### Directive:
In your copy, reproduce the entries exactly as they are, minus the images.

### Data for processing:
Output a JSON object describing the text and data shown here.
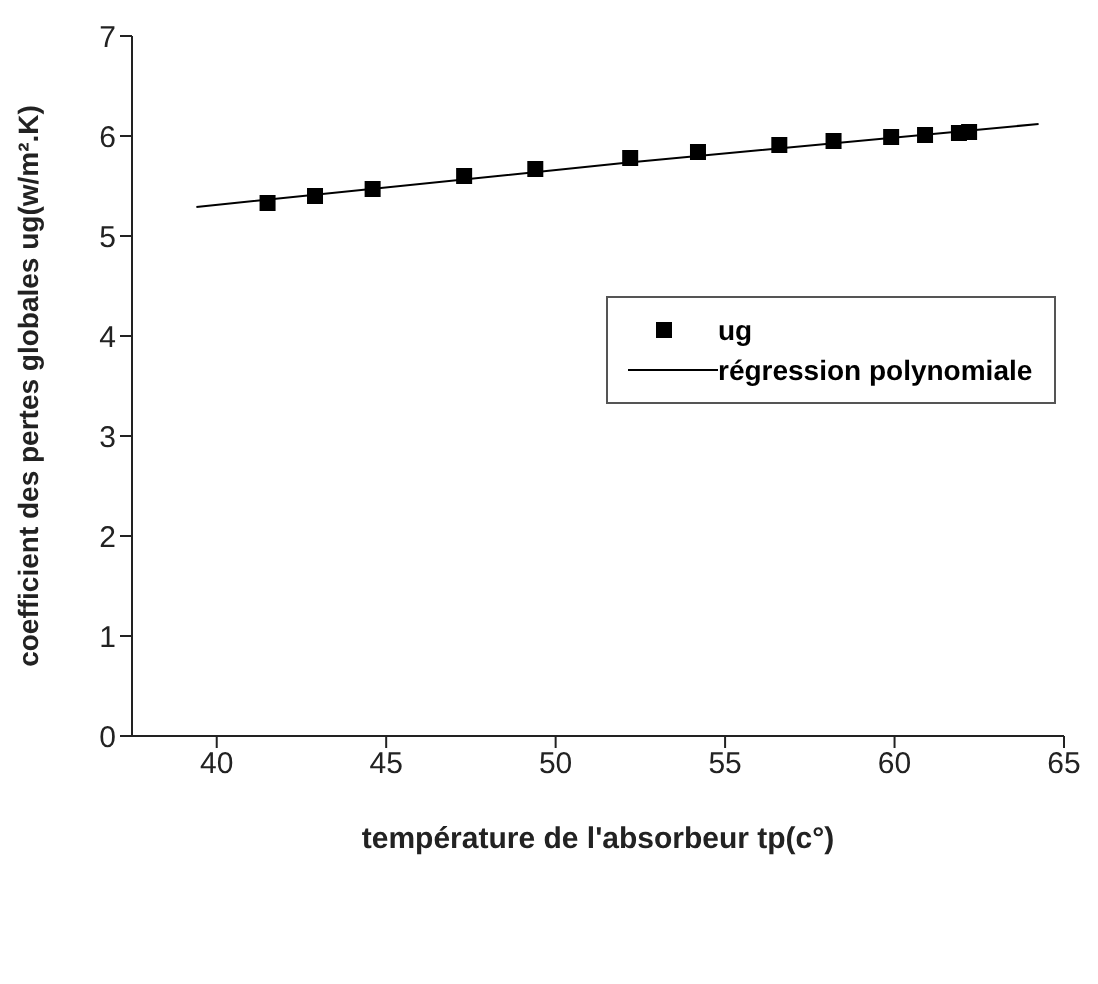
{
  "chart_data": {
    "type": "scatter",
    "xlabel": "température de l'absorbeur tp(c°)",
    "ylabel": "coefficient des pertes globales ug(w/m².K)",
    "series": [
      {
        "name": "ug",
        "color": "#000000",
        "marker": "square",
        "x": [
          41.5,
          42.9,
          44.6,
          47.3,
          49.4,
          52.2,
          54.2,
          56.6,
          58.2,
          59.9,
          60.9,
          61.9,
          62.2
        ],
        "values": [
          5.33,
          5.4,
          5.47,
          5.6,
          5.67,
          5.78,
          5.84,
          5.91,
          5.95,
          5.99,
          6.01,
          6.03,
          6.04
        ]
      },
      {
        "name": "régression polynomiale",
        "type": "line",
        "color": "#000000",
        "marker": "none",
        "x": [
          39.4,
          52,
          64.25
        ],
        "values": [
          5.29,
          5.73,
          6.12
        ]
      }
    ],
    "xlim": [
      37.5,
      65
    ],
    "xticks": [
      40,
      45,
      50,
      55,
      60,
      65
    ],
    "ylim": [
      0,
      7
    ],
    "yticks": [
      0,
      1,
      2,
      3,
      4,
      5,
      6,
      7
    ],
    "grid": false,
    "legend": "right"
  }
}
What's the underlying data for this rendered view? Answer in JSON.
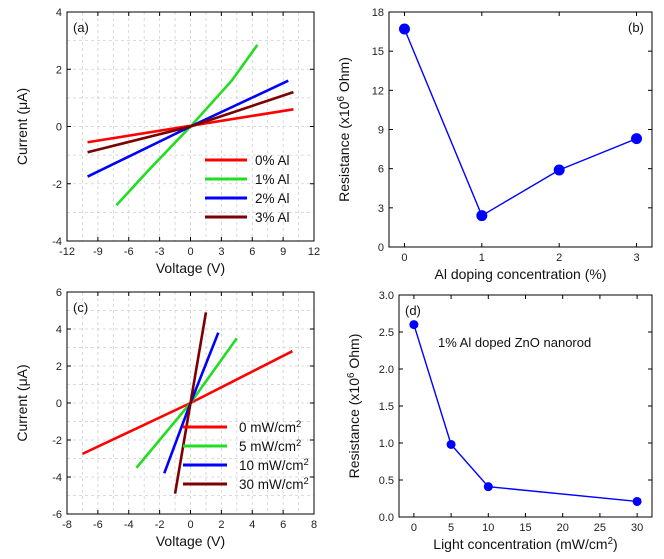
{
  "chart_data": [
    {
      "panel": "(a)",
      "type": "line",
      "xlabel": "Voltage (V)",
      "ylabel": "Current (μA)",
      "xlim": [
        -12,
        12
      ],
      "ylim": [
        -4,
        4
      ],
      "xticks": [
        -12,
        -9,
        -6,
        -3,
        0,
        3,
        6,
        9,
        12
      ],
      "yticks": [
        -4,
        -2,
        0,
        2,
        4
      ],
      "grid": true,
      "legend": "bottom-right",
      "series": [
        {
          "name": "0% Al",
          "color": "#ff0000",
          "points": [
            [
              -10,
              -0.55
            ],
            [
              10,
              0.6
            ]
          ]
        },
        {
          "name": "1% Al",
          "color": "#22dd22",
          "points": [
            [
              -7.2,
              -2.75
            ],
            [
              -4,
              -1.5
            ],
            [
              0,
              0
            ],
            [
              4,
              1.6
            ],
            [
              6.5,
              2.85
            ]
          ]
        },
        {
          "name": "2% Al",
          "color": "#0000ff",
          "points": [
            [
              -10,
              -1.75
            ],
            [
              0,
              0
            ],
            [
              9.5,
              1.6
            ]
          ]
        },
        {
          "name": "3% Al",
          "color": "#7b0000",
          "points": [
            [
              -10,
              -0.9
            ],
            [
              0,
              0
            ],
            [
              10,
              1.2
            ]
          ]
        }
      ]
    },
    {
      "panel": "(b)",
      "type": "line",
      "xlabel": "Al doping concentration (%)",
      "ylabel": "Resistance (x10⁶ Ohm)",
      "xlim": [
        -0.2,
        3.2
      ],
      "ylim": [
        0,
        18
      ],
      "xticks": [
        0,
        1,
        2,
        3
      ],
      "yticks": [
        0,
        3,
        6,
        9,
        12,
        15,
        18
      ],
      "color": "#0000ff",
      "x": [
        0,
        1,
        2,
        3
      ],
      "y": [
        16.7,
        2.4,
        5.9,
        8.3
      ]
    },
    {
      "panel": "(c)",
      "type": "line",
      "xlabel": "Voltage (V)",
      "ylabel": "Current (μA)",
      "xlim": [
        -8,
        8
      ],
      "ylim": [
        -6,
        6
      ],
      "xticks": [
        -8,
        -6,
        -4,
        -2,
        0,
        2,
        4,
        6,
        8
      ],
      "yticks": [
        -6,
        -4,
        -2,
        0,
        2,
        4,
        6
      ],
      "grid": true,
      "legend": "bottom-right",
      "series": [
        {
          "name": "0 mW/cm²",
          "color": "#ff0000",
          "points": [
            [
              -7,
              -2.75
            ],
            [
              0,
              0
            ],
            [
              6.6,
              2.8
            ]
          ]
        },
        {
          "name": "5 mW/cm²",
          "color": "#22dd22",
          "points": [
            [
              -3.5,
              -3.5
            ],
            [
              0,
              0
            ],
            [
              3,
              3.5
            ]
          ]
        },
        {
          "name": "10 mW/cm²",
          "color": "#0000ff",
          "points": [
            [
              -1.7,
              -3.8
            ],
            [
              0,
              0
            ],
            [
              1.8,
              3.8
            ]
          ]
        },
        {
          "name": "30 mW/cm²",
          "color": "#7b0000",
          "points": [
            [
              -1,
              -4.9
            ],
            [
              0,
              0
            ],
            [
              1,
              4.9
            ]
          ]
        }
      ]
    },
    {
      "panel": "(d)",
      "type": "line",
      "xlabel": "Light concentration (mW/cm²)",
      "ylabel": "Resistance (x10⁶ Ohm)",
      "annotation": "1% Al doped ZnO nanorod",
      "xlim": [
        -2,
        32
      ],
      "ylim": [
        0,
        3
      ],
      "xticks": [
        0,
        5,
        10,
        15,
        20,
        25,
        30
      ],
      "yticks": [
        0.0,
        0.5,
        1.0,
        1.5,
        2.0,
        2.5,
        3.0
      ],
      "color": "#0000ff",
      "x": [
        0,
        5,
        10,
        30
      ],
      "y": [
        2.6,
        0.98,
        0.41,
        0.21
      ]
    }
  ]
}
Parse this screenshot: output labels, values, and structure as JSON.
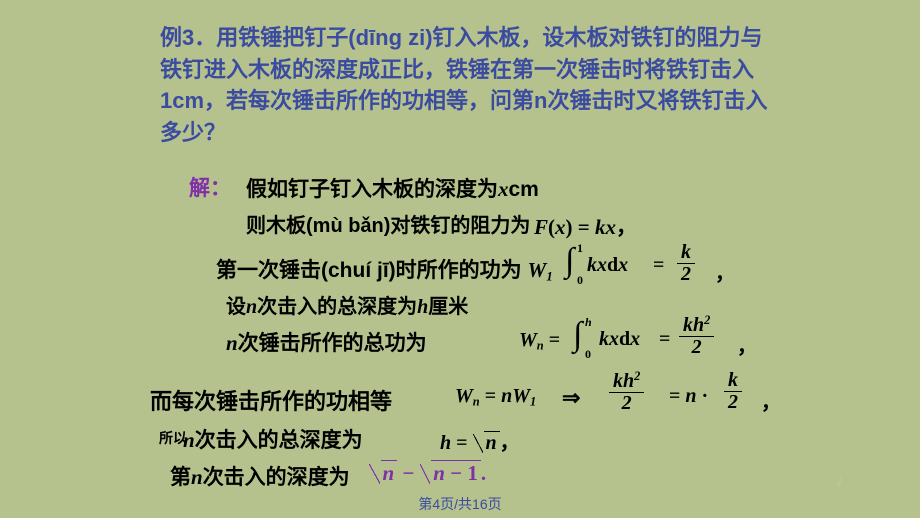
{
  "colors": {
    "background": "#b5c28e",
    "problem_text": "#3b4ba0",
    "accent_purple": "#7f2fa8",
    "body_text": "#000000",
    "pagenum": "#bcc6a2"
  },
  "typography": {
    "problem_fontsize": 22,
    "body_fontsize": 21,
    "small_fontsize": 14,
    "font_family_cjk": "Microsoft YaHei, SimSun",
    "font_family_math": "Times New Roman"
  },
  "problem": {
    "label": "例3．",
    "text": "用铁锤把钉子(dīng zi)钉入木板，设木板对铁钉的阻力与铁钉进入木板的深度成正比，铁锤在第一次锤击时将铁钉击入1cm，若每次锤击所作的功相等，问第n次锤击时又将铁钉击入多少？"
  },
  "solution_label": "解：",
  "lines": {
    "l1a": "假如钉子钉入木板的深度为",
    "l1b": "x",
    "l1c": "cm",
    "l2": "则木板(mù bǎn)对铁钉的阻力为",
    "l3": "第一次锤击(chuí jī)时所作的功为",
    "l4a": "设",
    "l4b": "n",
    "l4c": "次击入的总深度为",
    "l4d": "h",
    "l4e": "厘米",
    "l5a": "n",
    "l5b": "次锤击所作的总功为",
    "l6": "而每次锤击所作的功相等",
    "l7a": "所以",
    "l7b": "n",
    "l7c": "次击入的总深度为",
    "l8a": "第",
    "l8b": "n",
    "l8c": "次击入的深度为"
  },
  "math": {
    "eq1": "F(x) = kx，",
    "eq2": {
      "W_sub": "1",
      "int_low": "0",
      "int_up": "1",
      "integrand": "kx",
      "dx": "dx",
      "frac_num": "k",
      "frac_den": "2"
    },
    "eqWn": {
      "W_sub": "n",
      "int_low": "0",
      "int_up": "h",
      "integrand": "kx",
      "dx": "dx",
      "frac_num": "kh",
      "frac_num_sup": "2",
      "frac_den": "2"
    },
    "eqImpl": {
      "lhs_W_sub": "n",
      "rhs_n": "n",
      "rhs_W_sub": "1",
      "frac1_num": "kh",
      "frac1_num_sup": "2",
      "frac1_den": "2",
      "mid": "= n ·",
      "frac2_num": "k",
      "frac2_den": "2"
    },
    "eqH": {
      "lhs": "h =",
      "rad": "n",
      "tail": "，"
    },
    "eqFinal": {
      "rad1": "n",
      "minus": " − ",
      "rad2": "n − 1",
      "tail": "."
    }
  },
  "footer": {
    "page_current": 4,
    "page_total": 16,
    "text": "第4页/共16页",
    "small_pagenum": "4"
  }
}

### Response:
Output a JSON object describing the text and data shown here.
{
  "chart_data": {
    "type": "scatter",
    "xlabel": "température de l'absorbeur tp(c°)",
    "ylabel": "coefficient des pertes globales ug(w/m².K)",
    "series": [
      {
        "name": "ug",
        "color": "#000000",
        "marker": "square",
        "x": [
          41.5,
          42.9,
          44.6,
          47.3,
          49.4,
          52.2,
          54.2,
          56.6,
          58.2,
          59.9,
          60.9,
          61.9,
          62.2
        ],
        "values": [
          5.33,
          5.4,
          5.47,
          5.6,
          5.67,
          5.78,
          5.84,
          5.91,
          5.95,
          5.99,
          6.01,
          6.03,
          6.04
        ]
      },
      {
        "name": "régression polynomiale",
        "type": "line",
        "color": "#000000",
        "marker": "none",
        "x": [
          39.4,
          52,
          64.25
        ],
        "values": [
          5.29,
          5.73,
          6.12
        ]
      }
    ],
    "xlim": [
      37.5,
      65
    ],
    "xticks": [
      40,
      45,
      50,
      55,
      60,
      65
    ],
    "ylim": [
      0,
      7
    ],
    "yticks": [
      0,
      1,
      2,
      3,
      4,
      5,
      6,
      7
    ],
    "grid": false,
    "legend": "right"
  }
}
What's the underlying data for this rendered view? Answer in JSON.
{
  "chart_data": [
    {
      "panel": "(a)",
      "type": "line",
      "xlabel": "Voltage (V)",
      "ylabel": "Current (μA)",
      "xlim": [
        -12,
        12
      ],
      "ylim": [
        -4,
        4
      ],
      "xticks": [
        -12,
        -9,
        -6,
        -3,
        0,
        3,
        6,
        9,
        12
      ],
      "yticks": [
        -4,
        -2,
        0,
        2,
        4
      ],
      "grid": true,
      "legend": "bottom-right",
      "series": [
        {
          "name": "0% Al",
          "color": "#ff0000",
          "points": [
            [
              -10,
              -0.55
            ],
            [
              10,
              0.6
            ]
          ]
        },
        {
          "name": "1% Al",
          "color": "#22dd22",
          "points": [
            [
              -7.2,
              -2.75
            ],
            [
              -4,
              -1.5
            ],
            [
              0,
              0
            ],
            [
              4,
              1.6
            ],
            [
              6.5,
              2.85
            ]
          ]
        },
        {
          "name": "2% Al",
          "color": "#0000ff",
          "points": [
            [
              -10,
              -1.75
            ],
            [
              0,
              0
            ],
            [
              9.5,
              1.6
            ]
          ]
        },
        {
          "name": "3% Al",
          "color": "#7b0000",
          "points": [
            [
              -10,
              -0.9
            ],
            [
              0,
              0
            ],
            [
              10,
              1.2
            ]
          ]
        }
      ]
    },
    {
      "panel": "(b)",
      "type": "line",
      "xlabel": "Al doping concentration (%)",
      "ylabel": "Resistance (x10⁶ Ohm)",
      "xlim": [
        -0.2,
        3.2
      ],
      "ylim": [
        0,
        18
      ],
      "xticks": [
        0,
        1,
        2,
        3
      ],
      "yticks": [
        0,
        3,
        6,
        9,
        12,
        15,
        18
      ],
      "color": "#0000ff",
      "x": [
        0,
        1,
        2,
        3
      ],
      "y": [
        16.7,
        2.4,
        5.9,
        8.3
      ]
    },
    {
      "panel": "(c)",
      "type": "line",
      "xlabel": "Voltage (V)",
      "ylabel": "Current (μA)",
      "xlim": [
        -8,
        8
      ],
      "ylim": [
        -6,
        6
      ],
      "xticks": [
        -8,
        -6,
        -4,
        -2,
        0,
        2,
        4,
        6,
        8
      ],
      "yticks": [
        -6,
        -4,
        -2,
        0,
        2,
        4,
        6
      ],
      "grid": true,
      "legend": "bottom-right",
      "series": [
        {
          "name": "0 mW/cm²",
          "color": "#ff0000",
          "points": [
            [
              -7,
              -2.75
            ],
            [
              0,
              0
            ],
            [
              6.6,
              2.8
            ]
          ]
        },
        {
          "name": "5 mW/cm²",
          "color": "#22dd22",
          "points": [
            [
              -3.5,
              -3.5
            ],
            [
              0,
              0
            ],
            [
              3,
              3.5
            ]
          ]
        },
        {
          "name": "10 mW/cm²",
          "color": "#0000ff",
          "points": [
            [
              -1.7,
              -3.8
            ],
            [
              0,
              0
            ],
            [
              1.8,
              3.8
            ]
          ]
        },
        {
          "name": "30 mW/cm²",
          "color": "#7b0000",
          "points": [
            [
              -1,
              -4.9
            ],
            [
              0,
              0
            ],
            [
              1,
              4.9
            ]
          ]
        }
      ]
    },
    {
      "panel": "(d)",
      "type": "line",
      "xlabel": "Light concentration (mW/cm²)",
      "ylabel": "Resistance (x10⁶ Ohm)",
      "annotation": "1% Al doped ZnO nanorod",
      "xlim": [
        -2,
        32
      ],
      "ylim": [
        0,
        3
      ],
      "xticks": [
        0,
        5,
        10,
        15,
        20,
        25,
        30
      ],
      "yticks": [
        0.0,
        0.5,
        1.0,
        1.5,
        2.0,
        2.5,
        3.0
      ],
      "color": "#0000ff",
      "x": [
        0,
        5,
        10,
        30
      ],
      "y": [
        2.6,
        0.98,
        0.41,
        0.21
      ]
    }
  ]
}
Parse this screenshot: output labels, values, and structure as JSON.
{
  "colors": {
    "background": "#b5c28e",
    "problem_text": "#3b4ba0",
    "accent_purple": "#7f2fa8",
    "body_text": "#000000",
    "pagenum": "#bcc6a2"
  },
  "typography": {
    "problem_fontsize": 22,
    "body_fontsize": 21,
    "small_fontsize": 14,
    "font_family_cjk": "Microsoft YaHei, SimSun",
    "font_family_math": "Times New Roman"
  },
  "problem": {
    "label": "例3．",
    "text": "用铁锤把钉子(dīng zi)钉入木板，设木板对铁钉的阻力与铁钉进入木板的深度成正比，铁锤在第一次锤击时将铁钉击入1cm，若每次锤击所作的功相等，问第n次锤击时又将铁钉击入多少？"
  },
  "solution_label": "解：",
  "lines": {
    "l1a": "假如钉子钉入木板的深度为",
    "l1b": "x",
    "l1c": "cm",
    "l2": "则木板(mù bǎn)对铁钉的阻力为",
    "l3": "第一次锤击(chuí jī)时所作的功为",
    "l4a": "设",
    "l4b": "n",
    "l4c": "次击入的总深度为",
    "l4d": "h",
    "l4e": "厘米",
    "l5a": "n",
    "l5b": "次锤击所作的总功为",
    "l6": "而每次锤击所作的功相等",
    "l7a": "所以",
    "l7b": "n",
    "l7c": "次击入的总深度为",
    "l8a": "第",
    "l8b": "n",
    "l8c": "次击入的深度为"
  },
  "math": {
    "eq1": "F(x) = kx，",
    "eq2": {
      "W_sub": "1",
      "int_low": "0",
      "int_up": "1",
      "integrand": "kx",
      "dx": "dx",
      "frac_num": "k",
      "frac_den": "2"
    },
    "eqWn": {
      "W_sub": "n",
      "int_low": "0",
      "int_up": "h",
      "integrand": "kx",
      "dx": "dx",
      "frac_num": "kh",
      "frac_num_sup": "2",
      "frac_den": "2"
    },
    "eqImpl": {
      "lhs_W_sub": "n",
      "rhs_n": "n",
      "rhs_W_sub": "1",
      "frac1_num": "kh",
      "frac1_num_sup": "2",
      "frac1_den": "2",
      "mid": "= n ·",
      "frac2_num": "k",
      "frac2_den": "2"
    },
    "eqH": {
      "lhs": "h =",
      "rad": "n",
      "tail": "，"
    },
    "eqFinal": {
      "rad1": "n",
      "minus": " − ",
      "rad2": "n − 1",
      "tail": "."
    }
  },
  "footer": {
    "page_current": 4,
    "page_total": 16,
    "text": "第4页/共16页",
    "small_pagenum": "4"
  }
}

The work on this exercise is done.